**Written exercise**
Copy each line with the word "icon" in it.
-------
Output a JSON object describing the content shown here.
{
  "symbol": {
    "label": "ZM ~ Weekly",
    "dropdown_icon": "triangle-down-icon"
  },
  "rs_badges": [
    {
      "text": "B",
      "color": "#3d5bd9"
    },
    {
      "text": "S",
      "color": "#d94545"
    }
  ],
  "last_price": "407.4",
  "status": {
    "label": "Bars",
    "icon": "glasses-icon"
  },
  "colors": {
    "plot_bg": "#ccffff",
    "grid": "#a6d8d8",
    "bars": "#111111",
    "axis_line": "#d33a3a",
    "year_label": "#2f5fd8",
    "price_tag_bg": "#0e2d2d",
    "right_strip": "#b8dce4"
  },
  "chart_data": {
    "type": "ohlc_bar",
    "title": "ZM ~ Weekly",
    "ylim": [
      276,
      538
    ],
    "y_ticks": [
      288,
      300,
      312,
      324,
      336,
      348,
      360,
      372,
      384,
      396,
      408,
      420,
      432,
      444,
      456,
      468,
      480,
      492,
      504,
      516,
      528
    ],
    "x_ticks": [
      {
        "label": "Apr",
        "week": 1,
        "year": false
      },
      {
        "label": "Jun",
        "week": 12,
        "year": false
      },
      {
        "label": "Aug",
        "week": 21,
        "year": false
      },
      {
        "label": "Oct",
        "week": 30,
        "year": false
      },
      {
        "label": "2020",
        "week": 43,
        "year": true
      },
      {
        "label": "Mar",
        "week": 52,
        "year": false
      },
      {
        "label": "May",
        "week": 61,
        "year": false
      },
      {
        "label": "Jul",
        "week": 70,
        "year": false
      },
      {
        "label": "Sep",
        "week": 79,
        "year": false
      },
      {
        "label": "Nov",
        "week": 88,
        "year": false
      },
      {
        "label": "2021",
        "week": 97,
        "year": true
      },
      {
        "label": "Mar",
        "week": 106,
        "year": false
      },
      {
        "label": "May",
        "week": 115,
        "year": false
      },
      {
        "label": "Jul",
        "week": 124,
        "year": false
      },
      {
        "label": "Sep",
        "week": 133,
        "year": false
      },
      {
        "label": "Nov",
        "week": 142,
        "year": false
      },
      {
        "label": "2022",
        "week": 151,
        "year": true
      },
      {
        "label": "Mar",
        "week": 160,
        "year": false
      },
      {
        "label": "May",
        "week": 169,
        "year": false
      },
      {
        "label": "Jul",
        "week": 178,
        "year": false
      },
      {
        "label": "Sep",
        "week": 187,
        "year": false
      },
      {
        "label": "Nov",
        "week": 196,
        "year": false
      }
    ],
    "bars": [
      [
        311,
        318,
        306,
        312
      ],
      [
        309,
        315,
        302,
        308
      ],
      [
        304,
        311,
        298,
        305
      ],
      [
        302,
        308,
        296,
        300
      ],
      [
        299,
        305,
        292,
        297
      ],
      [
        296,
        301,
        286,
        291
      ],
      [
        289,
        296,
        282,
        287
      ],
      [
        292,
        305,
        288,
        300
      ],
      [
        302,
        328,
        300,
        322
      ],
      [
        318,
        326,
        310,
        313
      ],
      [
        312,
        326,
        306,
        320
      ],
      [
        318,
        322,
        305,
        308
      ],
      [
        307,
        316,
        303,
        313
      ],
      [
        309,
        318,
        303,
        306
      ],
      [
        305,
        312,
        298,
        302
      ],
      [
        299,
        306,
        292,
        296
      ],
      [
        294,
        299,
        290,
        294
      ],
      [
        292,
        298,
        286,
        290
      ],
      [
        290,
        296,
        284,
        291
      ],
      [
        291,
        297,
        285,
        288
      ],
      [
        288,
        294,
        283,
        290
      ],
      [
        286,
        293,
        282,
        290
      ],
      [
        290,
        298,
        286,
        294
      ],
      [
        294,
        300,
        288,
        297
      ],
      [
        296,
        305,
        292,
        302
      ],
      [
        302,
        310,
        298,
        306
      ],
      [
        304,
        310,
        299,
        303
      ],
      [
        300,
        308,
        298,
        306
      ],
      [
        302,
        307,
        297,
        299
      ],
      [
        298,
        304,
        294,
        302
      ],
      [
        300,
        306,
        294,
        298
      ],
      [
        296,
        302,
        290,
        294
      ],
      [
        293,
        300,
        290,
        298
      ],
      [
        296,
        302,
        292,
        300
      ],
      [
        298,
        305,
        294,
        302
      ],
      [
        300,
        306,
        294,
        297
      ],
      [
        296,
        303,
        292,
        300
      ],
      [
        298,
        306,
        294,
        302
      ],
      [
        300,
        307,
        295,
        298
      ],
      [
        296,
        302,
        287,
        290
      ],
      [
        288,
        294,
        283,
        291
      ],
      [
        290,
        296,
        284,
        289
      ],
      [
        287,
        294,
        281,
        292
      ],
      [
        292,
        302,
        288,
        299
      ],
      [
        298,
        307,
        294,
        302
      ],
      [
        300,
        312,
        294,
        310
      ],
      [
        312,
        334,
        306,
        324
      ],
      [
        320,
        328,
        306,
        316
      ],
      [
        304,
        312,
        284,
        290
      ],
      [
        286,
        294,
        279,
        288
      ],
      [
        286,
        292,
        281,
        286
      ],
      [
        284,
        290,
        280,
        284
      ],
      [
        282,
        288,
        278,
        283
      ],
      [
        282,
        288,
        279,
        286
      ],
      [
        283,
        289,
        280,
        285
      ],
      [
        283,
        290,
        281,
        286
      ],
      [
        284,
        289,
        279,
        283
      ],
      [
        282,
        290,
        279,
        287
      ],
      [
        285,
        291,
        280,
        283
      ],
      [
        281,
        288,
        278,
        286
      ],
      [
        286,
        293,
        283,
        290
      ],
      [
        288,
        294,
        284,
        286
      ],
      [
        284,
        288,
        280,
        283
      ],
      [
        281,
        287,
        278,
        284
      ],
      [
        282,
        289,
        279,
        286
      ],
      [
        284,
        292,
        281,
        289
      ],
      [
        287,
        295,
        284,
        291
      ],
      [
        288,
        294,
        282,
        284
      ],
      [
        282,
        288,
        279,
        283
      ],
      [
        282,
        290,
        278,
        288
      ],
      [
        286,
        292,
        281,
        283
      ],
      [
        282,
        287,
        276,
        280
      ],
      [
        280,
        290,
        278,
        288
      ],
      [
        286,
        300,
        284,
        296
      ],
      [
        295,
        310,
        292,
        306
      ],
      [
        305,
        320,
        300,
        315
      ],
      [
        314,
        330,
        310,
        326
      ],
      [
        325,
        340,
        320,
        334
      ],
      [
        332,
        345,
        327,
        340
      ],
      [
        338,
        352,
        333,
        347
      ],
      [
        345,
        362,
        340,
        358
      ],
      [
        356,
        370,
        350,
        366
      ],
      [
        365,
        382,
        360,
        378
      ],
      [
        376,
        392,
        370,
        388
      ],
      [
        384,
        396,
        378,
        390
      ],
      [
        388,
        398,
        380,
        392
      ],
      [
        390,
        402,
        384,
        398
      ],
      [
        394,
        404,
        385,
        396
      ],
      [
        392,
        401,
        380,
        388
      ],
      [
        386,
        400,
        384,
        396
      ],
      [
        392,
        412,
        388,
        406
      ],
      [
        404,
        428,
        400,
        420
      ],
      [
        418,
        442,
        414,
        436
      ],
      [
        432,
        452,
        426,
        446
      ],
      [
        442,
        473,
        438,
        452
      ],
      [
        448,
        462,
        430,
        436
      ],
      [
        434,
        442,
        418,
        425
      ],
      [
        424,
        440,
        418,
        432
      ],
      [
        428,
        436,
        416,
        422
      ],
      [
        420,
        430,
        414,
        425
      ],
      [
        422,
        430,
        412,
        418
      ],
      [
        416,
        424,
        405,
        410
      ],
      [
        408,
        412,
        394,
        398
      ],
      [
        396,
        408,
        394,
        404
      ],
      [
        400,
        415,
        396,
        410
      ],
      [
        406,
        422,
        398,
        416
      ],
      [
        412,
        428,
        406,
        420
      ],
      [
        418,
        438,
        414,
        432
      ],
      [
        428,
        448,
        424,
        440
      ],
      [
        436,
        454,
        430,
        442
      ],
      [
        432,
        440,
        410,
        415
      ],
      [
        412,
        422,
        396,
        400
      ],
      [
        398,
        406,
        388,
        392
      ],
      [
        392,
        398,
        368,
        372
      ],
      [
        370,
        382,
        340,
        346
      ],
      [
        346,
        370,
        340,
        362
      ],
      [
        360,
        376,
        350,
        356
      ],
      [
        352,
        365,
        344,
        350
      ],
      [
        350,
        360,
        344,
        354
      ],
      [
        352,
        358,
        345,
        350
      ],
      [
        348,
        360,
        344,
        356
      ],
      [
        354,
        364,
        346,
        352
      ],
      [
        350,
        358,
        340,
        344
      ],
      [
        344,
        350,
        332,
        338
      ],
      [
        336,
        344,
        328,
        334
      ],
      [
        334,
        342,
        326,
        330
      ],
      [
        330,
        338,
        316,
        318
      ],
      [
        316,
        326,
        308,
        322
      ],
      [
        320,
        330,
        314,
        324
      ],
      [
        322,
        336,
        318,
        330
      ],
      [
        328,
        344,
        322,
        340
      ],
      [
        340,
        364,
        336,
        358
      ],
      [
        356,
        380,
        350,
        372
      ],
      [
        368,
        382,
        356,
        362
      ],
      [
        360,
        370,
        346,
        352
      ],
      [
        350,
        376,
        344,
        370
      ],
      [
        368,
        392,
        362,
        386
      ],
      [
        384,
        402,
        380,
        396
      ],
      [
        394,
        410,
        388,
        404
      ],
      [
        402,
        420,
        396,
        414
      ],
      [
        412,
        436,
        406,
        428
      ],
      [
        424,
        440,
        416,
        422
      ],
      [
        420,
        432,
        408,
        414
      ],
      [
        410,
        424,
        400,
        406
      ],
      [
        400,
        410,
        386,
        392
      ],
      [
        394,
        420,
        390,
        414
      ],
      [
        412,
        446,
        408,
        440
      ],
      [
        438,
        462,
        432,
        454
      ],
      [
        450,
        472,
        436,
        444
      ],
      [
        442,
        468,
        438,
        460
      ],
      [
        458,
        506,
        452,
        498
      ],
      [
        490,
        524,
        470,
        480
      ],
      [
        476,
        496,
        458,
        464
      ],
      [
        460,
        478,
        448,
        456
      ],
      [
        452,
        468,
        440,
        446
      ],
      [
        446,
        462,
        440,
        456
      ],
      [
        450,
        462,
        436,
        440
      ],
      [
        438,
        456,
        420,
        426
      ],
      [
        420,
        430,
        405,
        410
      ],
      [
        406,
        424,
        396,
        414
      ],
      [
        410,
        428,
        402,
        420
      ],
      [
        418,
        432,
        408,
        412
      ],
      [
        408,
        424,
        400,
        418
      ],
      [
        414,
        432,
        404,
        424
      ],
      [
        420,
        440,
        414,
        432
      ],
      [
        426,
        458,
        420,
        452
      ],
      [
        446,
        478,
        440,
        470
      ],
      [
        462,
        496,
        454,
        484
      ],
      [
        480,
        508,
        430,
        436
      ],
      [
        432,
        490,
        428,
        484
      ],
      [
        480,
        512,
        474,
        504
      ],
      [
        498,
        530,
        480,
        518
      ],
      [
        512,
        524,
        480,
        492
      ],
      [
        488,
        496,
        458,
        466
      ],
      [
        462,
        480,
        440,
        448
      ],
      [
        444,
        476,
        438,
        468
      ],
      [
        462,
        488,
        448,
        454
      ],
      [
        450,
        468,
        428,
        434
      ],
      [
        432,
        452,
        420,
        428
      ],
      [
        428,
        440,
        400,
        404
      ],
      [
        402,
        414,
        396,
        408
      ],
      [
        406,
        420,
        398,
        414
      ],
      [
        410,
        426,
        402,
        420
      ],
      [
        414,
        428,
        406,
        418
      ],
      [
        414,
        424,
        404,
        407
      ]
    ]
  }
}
-------
**Completed task**
    "dropdown_icon": "triangle-down-icon"
    "icon": "glasses-icon"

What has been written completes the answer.